(Records from a dataset)

# # # # # # #

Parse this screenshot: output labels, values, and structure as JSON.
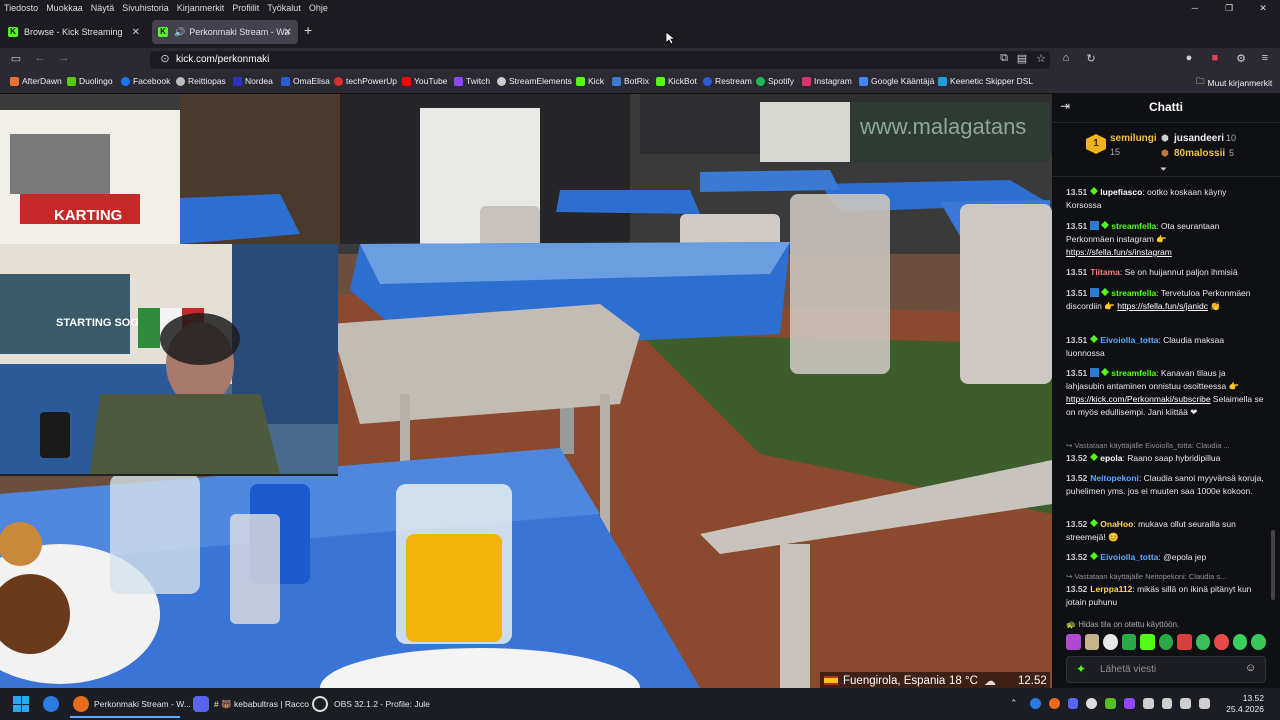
{
  "menubar": {
    "items": [
      "Tiedosto",
      "Muokkaa",
      "Näytä",
      "Sivuhistoria",
      "Kirjanmerkit",
      "Profiilit",
      "Työkalut",
      "Ohje"
    ]
  },
  "tabs": [
    {
      "label": "Browse - Kick Streaming"
    },
    {
      "label": "Perkonmaki Stream - Watch"
    }
  ],
  "nav": {
    "url": "kick.com/perkonmaki"
  },
  "bookmarks": [
    {
      "label": "AfterDawn",
      "color": "#f07030"
    },
    {
      "label": "Duolingo",
      "color": "#58cc02"
    },
    {
      "label": "Facebook",
      "color": "#1877f2"
    },
    {
      "label": "Reittiopas",
      "color": "#bbbbbb"
    },
    {
      "label": "Nordea",
      "color": "#0000a0"
    },
    {
      "label": "OmaElisa",
      "color": "#2a5cd8"
    },
    {
      "label": "techPowerUp",
      "color": "#d83030"
    },
    {
      "label": "YouTube",
      "color": "#ff0000"
    },
    {
      "label": "Twitch",
      "color": "#9146ff"
    },
    {
      "label": "StreamElements",
      "color": "#cccccc"
    },
    {
      "label": "Kick",
      "color": "#53fc18"
    },
    {
      "label": "BotRix",
      "color": "#3a7bd5"
    },
    {
      "label": "KickBot",
      "color": "#53fc18"
    },
    {
      "label": "Restream",
      "color": "#2a5cd8"
    },
    {
      "label": "Spotify",
      "color": "#1db954"
    },
    {
      "label": "Instagram",
      "color": "#e1306c"
    },
    {
      "label": "Google Kääntäjä",
      "color": "#4285f4"
    },
    {
      "label": "Keenetic Skipper DSL",
      "color": "#1aa0dc"
    }
  ],
  "other_bookmarks": "Muut kirjanmerkit",
  "video": {
    "overlay_location": "Fuengirola, Espania",
    "overlay_temp": "18 °C",
    "overlay_time": "12.52",
    "sign_text": "KARTING",
    "webcam_poster": "STARTING SOON",
    "background_sign": "www.malagatans"
  },
  "chat": {
    "title": "Chatti",
    "leaders": [
      {
        "rank": "1",
        "name": "semilungi",
        "count": "15"
      },
      {
        "name": "jusandeeri",
        "count": "10"
      },
      {
        "name": "80malossii",
        "count": "5"
      }
    ],
    "messages": [
      {
        "time": "13.51",
        "user": "lupefiasco",
        "color": "#ffffff",
        "text": ": ootko koskaan käyny Korsossa"
      },
      {
        "time": "13.51",
        "user": "streamfella",
        "color": "#53fc18",
        "text": ": Ota seurantaan Perkonmäen instagram 👉",
        "link": "https://sfella.fun/s/instagram"
      },
      {
        "time": "13.51",
        "user": "Tiitama",
        "color": "#ff7a7a",
        "text": ": Se on huijannut paljon ihmisiä"
      },
      {
        "time": "13.51",
        "user": "streamfella",
        "color": "#53fc18",
        "text": ": Tervetuloa Perkonmäen discordiin 👉",
        "link": "https://sfella.fun/s/janidc",
        "after": " 👏"
      },
      {
        "time": "13.51",
        "user": "Eivoiolla_totta",
        "color": "#5aa8ff",
        "text": ": Claudia maksaa luonnossa"
      },
      {
        "time": "13.51",
        "user": "streamfella",
        "color": "#53fc18",
        "text": ": Kanavan tilaus ja lahjasubin antaminen onnistuu osoitteessa 👉",
        "link": "https://kick.com/Perkonmaki/subscribe",
        "after": " Selaimella se on myös edullisempi. Jani kiittää ❤"
      },
      {
        "reply": "↪ Vastataan käyttäjälle Eivoiolla_totta: Claudia ..."
      },
      {
        "time": "13.52",
        "user": "epola",
        "color": "#ffffff",
        "text": ": Raano saap hybridipillua"
      },
      {
        "time": "13.52",
        "user": "Neitopekoni",
        "color": "#5aa8ff",
        "text": ": Claudia sanoi myyvänsä koruja, puhelimen yms. jos ei muuten saa 1000e kokoon."
      },
      {
        "time": "13.52",
        "user": "OnaHoo",
        "color": "#ffd84a",
        "text": ": mukava ollut seurailla sun streemejä! 😊"
      },
      {
        "time": "13.52",
        "user": "Eivoiolla_totta",
        "color": "#5aa8ff",
        "text": ": @epola jep"
      },
      {
        "reply": "↪ Vastataan käyttäjälle Neitopekoni: Claudia s..."
      },
      {
        "time": "13.52",
        "user": "Lerppa112",
        "color": "#ffd84a",
        "text": ": mikäs sillä on ikinä pitänyt kun jotain puhunu"
      }
    ],
    "slow_mode": "Hidas tila on otettu käyttöön.",
    "input_placeholder": "Lähetä viesti"
  },
  "taskbar": {
    "items": [
      "Perkonmaki Stream - W...",
      "# 🐻 kebabultras | Racco",
      "OBS 32.1.2 - Profile: Jule"
    ],
    "time": "13.52",
    "date": "25.4.2026"
  }
}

# # # # # # #

▸ **What to work on**: Write out the listing word for word, omitting the pictures it holds.

▸ **Full answer**:
Parse this screenshot: output labels, values, and structure as JSON.
{
  "menubar": {
    "items": [
      "Tiedosto",
      "Muokkaa",
      "Näytä",
      "Sivuhistoria",
      "Kirjanmerkit",
      "Profiilit",
      "Työkalut",
      "Ohje"
    ]
  },
  "tabs": [
    {
      "label": "Browse - Kick Streaming"
    },
    {
      "label": "Perkonmaki Stream - Watch"
    }
  ],
  "nav": {
    "url": "kick.com/perkonmaki"
  },
  "bookmarks": [
    {
      "label": "AfterDawn",
      "color": "#f07030"
    },
    {
      "label": "Duolingo",
      "color": "#58cc02"
    },
    {
      "label": "Facebook",
      "color": "#1877f2"
    },
    {
      "label": "Reittiopas",
      "color": "#bbbbbb"
    },
    {
      "label": "Nordea",
      "color": "#0000a0"
    },
    {
      "label": "OmaElisa",
      "color": "#2a5cd8"
    },
    {
      "label": "techPowerUp",
      "color": "#d83030"
    },
    {
      "label": "YouTube",
      "color": "#ff0000"
    },
    {
      "label": "Twitch",
      "color": "#9146ff"
    },
    {
      "label": "StreamElements",
      "color": "#cccccc"
    },
    {
      "label": "Kick",
      "color": "#53fc18"
    },
    {
      "label": "BotRix",
      "color": "#3a7bd5"
    },
    {
      "label": "KickBot",
      "color": "#53fc18"
    },
    {
      "label": "Restream",
      "color": "#2a5cd8"
    },
    {
      "label": "Spotify",
      "color": "#1db954"
    },
    {
      "label": "Instagram",
      "color": "#e1306c"
    },
    {
      "label": "Google Kääntäjä",
      "color": "#4285f4"
    },
    {
      "label": "Keenetic Skipper DSL",
      "color": "#1aa0dc"
    }
  ],
  "other_bookmarks": "Muut kirjanmerkit",
  "video": {
    "overlay_location": "Fuengirola, Espania",
    "overlay_temp": "18 °C",
    "overlay_time": "12.52",
    "sign_text": "KARTING",
    "webcam_poster": "STARTING SOON",
    "background_sign": "www.malagatans"
  },
  "chat": {
    "title": "Chatti",
    "leaders": [
      {
        "rank": "1",
        "name": "semilungi",
        "count": "15"
      },
      {
        "name": "jusandeeri",
        "count": "10"
      },
      {
        "name": "80malossii",
        "count": "5"
      }
    ],
    "messages": [
      {
        "time": "13.51",
        "user": "lupefiasco",
        "color": "#ffffff",
        "text": ": ootko koskaan käyny Korsossa"
      },
      {
        "time": "13.51",
        "user": "streamfella",
        "color": "#53fc18",
        "text": ": Ota seurantaan Perkonmäen instagram 👉",
        "link": "https://sfella.fun/s/instagram"
      },
      {
        "time": "13.51",
        "user": "Tiitama",
        "color": "#ff7a7a",
        "text": ": Se on huijannut paljon ihmisiä"
      },
      {
        "time": "13.51",
        "user": "streamfella",
        "color": "#53fc18",
        "text": ": Tervetuloa Perkonmäen discordiin 👉",
        "link": "https://sfella.fun/s/janidc",
        "after": " 👏"
      },
      {
        "time": "13.51",
        "user": "Eivoiolla_totta",
        "color": "#5aa8ff",
        "text": ": Claudia maksaa luonnossa"
      },
      {
        "time": "13.51",
        "user": "streamfella",
        "color": "#53fc18",
        "text": ": Kanavan tilaus ja lahjasubin antaminen onnistuu osoitteessa 👉",
        "link": "https://kick.com/Perkonmaki/subscribe",
        "after": " Selaimella se on myös edullisempi. Jani kiittää ❤"
      },
      {
        "reply": "↪ Vastataan käyttäjälle Eivoiolla_totta: Claudia ..."
      },
      {
        "time": "13.52",
        "user": "epola",
        "color": "#ffffff",
        "text": ": Raano saap hybridipillua"
      },
      {
        "time": "13.52",
        "user": "Neitopekoni",
        "color": "#5aa8ff",
        "text": ": Claudia sanoi myyvänsä koruja, puhelimen yms. jos ei muuten saa 1000e kokoon."
      },
      {
        "time": "13.52",
        "user": "OnaHoo",
        "color": "#ffd84a",
        "text": ": mukava ollut seurailla sun streemejä! 😊"
      },
      {
        "time": "13.52",
        "user": "Eivoiolla_totta",
        "color": "#5aa8ff",
        "text": ": @epola jep"
      },
      {
        "reply": "↪ Vastataan käyttäjälle Neitopekoni: Claudia s..."
      },
      {
        "time": "13.52",
        "user": "Lerppa112",
        "color": "#ffd84a",
        "text": ": mikäs sillä on ikinä pitänyt kun jotain puhunu"
      }
    ],
    "slow_mode": "Hidas tila on otettu käyttöön.",
    "input_placeholder": "Lähetä viesti"
  },
  "taskbar": {
    "items": [
      "Perkonmaki Stream - W...",
      "# 🐻 kebabultras | Racco",
      "OBS 32.1.2 - Profile: Jule"
    ],
    "time": "13.52",
    "date": "25.4.2026"
  }
}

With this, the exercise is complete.